* WHAT IS EXPECTED: In the listing below, locate the lines that hold "SHARQ" and copy them.

* MATERIAL FOR THIS EXERCISE:
-- begin --
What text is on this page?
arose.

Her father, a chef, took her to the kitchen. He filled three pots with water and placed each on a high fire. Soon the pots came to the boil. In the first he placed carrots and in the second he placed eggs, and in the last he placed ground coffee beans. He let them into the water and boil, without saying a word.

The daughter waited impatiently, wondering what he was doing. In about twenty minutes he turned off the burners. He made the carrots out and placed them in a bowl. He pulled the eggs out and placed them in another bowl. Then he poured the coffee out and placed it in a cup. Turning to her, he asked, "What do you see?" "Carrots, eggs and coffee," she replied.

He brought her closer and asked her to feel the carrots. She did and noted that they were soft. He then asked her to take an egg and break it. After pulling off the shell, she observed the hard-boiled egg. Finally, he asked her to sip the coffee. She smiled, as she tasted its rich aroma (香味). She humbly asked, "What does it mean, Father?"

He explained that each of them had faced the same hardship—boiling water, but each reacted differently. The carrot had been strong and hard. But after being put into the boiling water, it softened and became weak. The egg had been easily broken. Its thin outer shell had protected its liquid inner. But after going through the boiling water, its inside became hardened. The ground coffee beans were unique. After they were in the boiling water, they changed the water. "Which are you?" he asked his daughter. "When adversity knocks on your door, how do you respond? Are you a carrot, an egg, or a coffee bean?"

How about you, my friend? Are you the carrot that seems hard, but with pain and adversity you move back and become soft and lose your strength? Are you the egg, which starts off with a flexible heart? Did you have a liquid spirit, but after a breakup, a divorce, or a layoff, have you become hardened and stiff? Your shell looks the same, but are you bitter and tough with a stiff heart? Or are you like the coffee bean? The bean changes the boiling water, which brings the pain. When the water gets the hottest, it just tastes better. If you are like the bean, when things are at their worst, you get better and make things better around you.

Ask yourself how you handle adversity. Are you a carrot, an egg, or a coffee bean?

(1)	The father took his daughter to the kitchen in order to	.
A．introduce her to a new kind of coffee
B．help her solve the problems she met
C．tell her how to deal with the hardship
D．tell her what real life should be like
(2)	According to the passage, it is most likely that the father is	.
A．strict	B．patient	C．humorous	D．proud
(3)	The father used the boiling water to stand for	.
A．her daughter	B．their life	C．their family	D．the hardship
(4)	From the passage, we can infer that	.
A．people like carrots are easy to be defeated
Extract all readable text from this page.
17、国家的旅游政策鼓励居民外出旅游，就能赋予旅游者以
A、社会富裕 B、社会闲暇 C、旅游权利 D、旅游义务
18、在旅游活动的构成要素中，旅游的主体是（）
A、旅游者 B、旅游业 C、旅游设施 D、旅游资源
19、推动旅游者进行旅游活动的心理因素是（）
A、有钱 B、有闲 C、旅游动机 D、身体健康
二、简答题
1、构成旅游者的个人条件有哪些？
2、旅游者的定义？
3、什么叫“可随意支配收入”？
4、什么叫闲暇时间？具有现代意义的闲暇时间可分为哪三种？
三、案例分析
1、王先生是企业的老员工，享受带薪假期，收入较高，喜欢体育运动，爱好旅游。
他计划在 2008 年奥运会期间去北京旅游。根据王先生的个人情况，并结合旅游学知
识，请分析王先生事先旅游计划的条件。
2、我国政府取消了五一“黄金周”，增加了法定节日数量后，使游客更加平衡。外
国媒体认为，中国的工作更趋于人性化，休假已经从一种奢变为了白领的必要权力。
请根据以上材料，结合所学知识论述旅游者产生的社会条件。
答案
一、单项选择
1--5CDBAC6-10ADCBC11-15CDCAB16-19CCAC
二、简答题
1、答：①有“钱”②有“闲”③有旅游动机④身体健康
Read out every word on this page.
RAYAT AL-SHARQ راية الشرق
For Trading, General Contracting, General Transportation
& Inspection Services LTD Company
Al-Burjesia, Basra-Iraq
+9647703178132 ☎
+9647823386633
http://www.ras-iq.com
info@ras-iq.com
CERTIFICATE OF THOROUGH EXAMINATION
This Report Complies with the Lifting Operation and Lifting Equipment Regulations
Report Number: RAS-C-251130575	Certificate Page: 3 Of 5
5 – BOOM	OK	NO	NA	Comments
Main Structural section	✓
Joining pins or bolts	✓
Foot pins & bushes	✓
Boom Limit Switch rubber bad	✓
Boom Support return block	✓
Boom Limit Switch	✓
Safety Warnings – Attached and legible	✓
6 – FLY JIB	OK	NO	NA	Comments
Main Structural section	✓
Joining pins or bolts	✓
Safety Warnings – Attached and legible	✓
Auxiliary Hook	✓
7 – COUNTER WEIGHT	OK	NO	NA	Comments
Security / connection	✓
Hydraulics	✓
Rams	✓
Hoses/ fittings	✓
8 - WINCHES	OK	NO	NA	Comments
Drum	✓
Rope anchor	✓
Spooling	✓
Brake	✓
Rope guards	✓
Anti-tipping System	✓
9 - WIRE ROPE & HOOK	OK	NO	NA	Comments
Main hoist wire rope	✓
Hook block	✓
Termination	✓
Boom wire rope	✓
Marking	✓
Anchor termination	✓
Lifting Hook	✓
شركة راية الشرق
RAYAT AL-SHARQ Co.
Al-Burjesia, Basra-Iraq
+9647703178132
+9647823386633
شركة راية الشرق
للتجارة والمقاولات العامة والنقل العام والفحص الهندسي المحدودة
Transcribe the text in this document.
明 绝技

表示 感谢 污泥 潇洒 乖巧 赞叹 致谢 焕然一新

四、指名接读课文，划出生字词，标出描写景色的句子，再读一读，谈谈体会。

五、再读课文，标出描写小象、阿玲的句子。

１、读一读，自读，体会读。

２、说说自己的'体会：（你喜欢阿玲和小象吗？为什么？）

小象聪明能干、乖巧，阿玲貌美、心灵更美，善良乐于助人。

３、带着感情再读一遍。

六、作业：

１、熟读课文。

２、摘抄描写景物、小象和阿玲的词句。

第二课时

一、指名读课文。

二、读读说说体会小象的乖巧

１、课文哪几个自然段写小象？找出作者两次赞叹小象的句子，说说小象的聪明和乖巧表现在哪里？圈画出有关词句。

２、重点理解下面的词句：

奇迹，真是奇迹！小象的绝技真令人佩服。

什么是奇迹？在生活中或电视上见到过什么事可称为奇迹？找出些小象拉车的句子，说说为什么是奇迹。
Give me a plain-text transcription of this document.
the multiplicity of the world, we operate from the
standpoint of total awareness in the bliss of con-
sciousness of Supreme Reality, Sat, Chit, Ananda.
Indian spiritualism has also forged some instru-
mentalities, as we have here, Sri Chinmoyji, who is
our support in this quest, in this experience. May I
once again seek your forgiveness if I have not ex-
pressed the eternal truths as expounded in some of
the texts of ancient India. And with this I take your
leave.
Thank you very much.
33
-- end --
* WRITTEN SOLUTION:
RAYAT AL-SHARQ راية الشرق
RAYAT AL-SHARQ Co.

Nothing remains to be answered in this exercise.